● Your goal
Locate each line holding the string "document" and copy it.

[Data listing]
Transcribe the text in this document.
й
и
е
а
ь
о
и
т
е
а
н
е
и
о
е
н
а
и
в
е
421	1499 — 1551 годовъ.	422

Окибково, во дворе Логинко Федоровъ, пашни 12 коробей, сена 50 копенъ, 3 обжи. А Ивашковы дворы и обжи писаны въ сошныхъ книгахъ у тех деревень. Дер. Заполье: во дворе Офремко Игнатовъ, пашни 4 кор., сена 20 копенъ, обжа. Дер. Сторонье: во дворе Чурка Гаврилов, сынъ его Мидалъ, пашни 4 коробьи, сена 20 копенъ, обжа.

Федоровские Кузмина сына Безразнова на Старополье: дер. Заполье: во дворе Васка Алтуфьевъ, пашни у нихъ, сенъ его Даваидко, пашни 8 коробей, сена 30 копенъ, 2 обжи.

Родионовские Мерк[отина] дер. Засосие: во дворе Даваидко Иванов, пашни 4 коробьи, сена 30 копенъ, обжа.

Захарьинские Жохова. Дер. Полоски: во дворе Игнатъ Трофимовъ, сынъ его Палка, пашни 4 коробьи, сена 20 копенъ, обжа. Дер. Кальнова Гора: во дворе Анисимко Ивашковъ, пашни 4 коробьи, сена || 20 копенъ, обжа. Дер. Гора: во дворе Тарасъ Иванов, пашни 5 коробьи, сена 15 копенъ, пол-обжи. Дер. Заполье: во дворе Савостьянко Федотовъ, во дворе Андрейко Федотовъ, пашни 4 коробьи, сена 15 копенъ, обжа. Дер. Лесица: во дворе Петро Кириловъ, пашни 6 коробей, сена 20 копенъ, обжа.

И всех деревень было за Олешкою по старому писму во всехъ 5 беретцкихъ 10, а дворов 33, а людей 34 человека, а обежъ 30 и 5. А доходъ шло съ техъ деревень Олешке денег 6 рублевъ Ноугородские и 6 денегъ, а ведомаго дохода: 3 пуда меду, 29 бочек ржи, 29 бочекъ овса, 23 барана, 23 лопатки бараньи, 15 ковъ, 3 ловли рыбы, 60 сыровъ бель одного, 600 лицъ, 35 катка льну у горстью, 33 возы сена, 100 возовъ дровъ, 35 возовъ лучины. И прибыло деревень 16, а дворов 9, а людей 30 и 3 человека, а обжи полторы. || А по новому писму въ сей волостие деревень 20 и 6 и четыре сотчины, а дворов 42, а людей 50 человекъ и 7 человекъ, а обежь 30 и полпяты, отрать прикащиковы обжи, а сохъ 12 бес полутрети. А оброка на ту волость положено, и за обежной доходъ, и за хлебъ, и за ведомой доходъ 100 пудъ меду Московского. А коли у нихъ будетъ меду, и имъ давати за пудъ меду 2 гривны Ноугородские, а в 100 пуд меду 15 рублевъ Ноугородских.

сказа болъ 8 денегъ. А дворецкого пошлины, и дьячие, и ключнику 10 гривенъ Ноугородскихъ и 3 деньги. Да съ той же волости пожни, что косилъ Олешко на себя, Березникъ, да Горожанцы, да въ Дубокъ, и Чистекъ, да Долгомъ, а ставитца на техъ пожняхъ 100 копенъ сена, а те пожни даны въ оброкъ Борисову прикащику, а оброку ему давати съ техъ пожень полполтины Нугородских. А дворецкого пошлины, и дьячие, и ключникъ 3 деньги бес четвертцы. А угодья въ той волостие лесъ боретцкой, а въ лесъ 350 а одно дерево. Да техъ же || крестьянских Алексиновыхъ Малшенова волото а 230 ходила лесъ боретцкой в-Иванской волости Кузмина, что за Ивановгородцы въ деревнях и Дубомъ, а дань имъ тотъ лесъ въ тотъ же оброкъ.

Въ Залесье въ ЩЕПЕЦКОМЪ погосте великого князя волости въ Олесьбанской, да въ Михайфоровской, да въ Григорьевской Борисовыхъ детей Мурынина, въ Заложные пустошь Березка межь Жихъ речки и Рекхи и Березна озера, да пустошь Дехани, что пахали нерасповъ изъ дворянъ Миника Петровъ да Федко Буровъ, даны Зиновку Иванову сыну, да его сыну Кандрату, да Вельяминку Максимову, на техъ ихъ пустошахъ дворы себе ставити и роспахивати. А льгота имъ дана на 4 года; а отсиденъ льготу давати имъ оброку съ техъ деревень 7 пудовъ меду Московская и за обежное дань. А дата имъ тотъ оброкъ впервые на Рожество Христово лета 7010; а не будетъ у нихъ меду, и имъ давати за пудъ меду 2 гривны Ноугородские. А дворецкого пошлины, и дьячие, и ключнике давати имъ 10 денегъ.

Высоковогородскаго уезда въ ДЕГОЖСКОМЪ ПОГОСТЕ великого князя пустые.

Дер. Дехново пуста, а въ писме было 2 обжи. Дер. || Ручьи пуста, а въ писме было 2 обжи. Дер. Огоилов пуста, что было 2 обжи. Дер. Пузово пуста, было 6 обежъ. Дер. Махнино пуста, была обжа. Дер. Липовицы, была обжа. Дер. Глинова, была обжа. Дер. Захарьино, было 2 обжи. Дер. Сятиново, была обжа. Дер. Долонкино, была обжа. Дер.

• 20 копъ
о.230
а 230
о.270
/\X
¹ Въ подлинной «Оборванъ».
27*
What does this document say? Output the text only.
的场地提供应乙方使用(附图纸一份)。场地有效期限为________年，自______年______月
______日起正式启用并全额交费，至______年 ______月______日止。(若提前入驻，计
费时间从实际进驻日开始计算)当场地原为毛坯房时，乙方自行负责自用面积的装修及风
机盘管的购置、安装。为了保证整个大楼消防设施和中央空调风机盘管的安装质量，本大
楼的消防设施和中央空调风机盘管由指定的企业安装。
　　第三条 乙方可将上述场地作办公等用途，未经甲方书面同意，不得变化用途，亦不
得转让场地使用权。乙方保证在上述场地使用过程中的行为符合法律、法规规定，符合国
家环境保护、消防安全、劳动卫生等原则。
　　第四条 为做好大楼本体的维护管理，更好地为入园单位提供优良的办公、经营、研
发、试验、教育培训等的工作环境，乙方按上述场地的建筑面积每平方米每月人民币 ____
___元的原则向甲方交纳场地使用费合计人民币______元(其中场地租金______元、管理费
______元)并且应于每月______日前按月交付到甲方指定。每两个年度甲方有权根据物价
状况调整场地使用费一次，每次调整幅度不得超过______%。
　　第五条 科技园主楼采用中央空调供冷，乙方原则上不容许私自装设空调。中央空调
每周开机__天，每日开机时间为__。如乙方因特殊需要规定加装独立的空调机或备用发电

● Completed exercise
Transcribe the text in this document.
What does this document say? Output the text only.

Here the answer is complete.